_TASK DIRECTIONS_
Write out every entry word for word.
.....
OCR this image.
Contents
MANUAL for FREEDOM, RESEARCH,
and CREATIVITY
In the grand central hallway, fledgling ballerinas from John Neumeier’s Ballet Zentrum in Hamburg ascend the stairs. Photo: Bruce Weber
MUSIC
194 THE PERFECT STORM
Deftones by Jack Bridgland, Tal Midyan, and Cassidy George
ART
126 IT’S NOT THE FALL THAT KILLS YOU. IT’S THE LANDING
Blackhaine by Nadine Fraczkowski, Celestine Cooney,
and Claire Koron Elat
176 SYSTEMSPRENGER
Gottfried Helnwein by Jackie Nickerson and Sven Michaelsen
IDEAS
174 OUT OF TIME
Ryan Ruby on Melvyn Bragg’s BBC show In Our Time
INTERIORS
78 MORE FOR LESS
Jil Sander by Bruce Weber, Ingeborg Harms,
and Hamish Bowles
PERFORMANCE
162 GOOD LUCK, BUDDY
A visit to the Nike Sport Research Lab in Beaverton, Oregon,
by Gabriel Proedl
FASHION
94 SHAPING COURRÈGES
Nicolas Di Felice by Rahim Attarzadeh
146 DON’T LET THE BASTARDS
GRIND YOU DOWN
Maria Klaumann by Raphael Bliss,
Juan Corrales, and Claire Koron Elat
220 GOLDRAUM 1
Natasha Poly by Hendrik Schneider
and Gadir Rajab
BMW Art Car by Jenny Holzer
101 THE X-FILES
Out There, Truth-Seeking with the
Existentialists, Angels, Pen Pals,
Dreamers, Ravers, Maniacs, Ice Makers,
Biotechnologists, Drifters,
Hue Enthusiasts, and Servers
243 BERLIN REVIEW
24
.....
_ANSWER TO THE PROBLEM_
OCR this image.
Contents
MANUAL for FREEDOM, RESEARCH,
and CREATIVITY
In the grand central hallway, fledgling ballerinas from John Neumeier’s Ballet Zentrum in Hamburg ascend the stairs. Photo: Bruce Weber
MUSIC
194 THE PERFECT STORM
Deftones by Jack Bridgland, Tal Midyan, and Cassidy George
ART
126 IT’S NOT THE FALL THAT KILLS YOU. IT’S THE LANDING
Blackhaine by Nadine Fraczkowski, Celestine Cooney,
and Claire Koron Elat
176 SYSTEMSPRENGER
Gottfried Helnwein by Jackie Nickerson and Sven Michaelsen
IDEAS
174 OUT OF TIME
Ryan Ruby on Melvyn Bragg’s BBC show In Our Time
INTERIORS
78 MORE FOR LESS
Jil Sander by Bruce Weber, Ingeborg Harms,
and Hamish Bowles
PERFORMANCE
162 GOOD LUCK, BUDDY
A visit to the Nike Sport Research Lab in Beaverton, Oregon,
by Gabriel Proedl
FASHION
94 SHAPING COURRÈGES
Nicolas Di Felice by Rahim Attarzadeh
146 DON’T LET THE BASTARDS
GRIND YOU DOWN
Maria Klaumann by Raphael Bliss,
Juan Corrales, and Claire Koron Elat
220 GOLDRAUM 1
Natasha Poly by Hendrik Schneider
and Gadir Rajab
BMW Art Car by Jenny Holzer
101 THE X-FILES
Out There, Truth-Seeking with the
Existentialists, Angels, Pen Pals,
Dreamers, Ravers, Maniacs, Ice Makers,
Biotechnologists, Drifters,
Hue Enthusiasts, and Servers
243 BERLIN REVIEW
24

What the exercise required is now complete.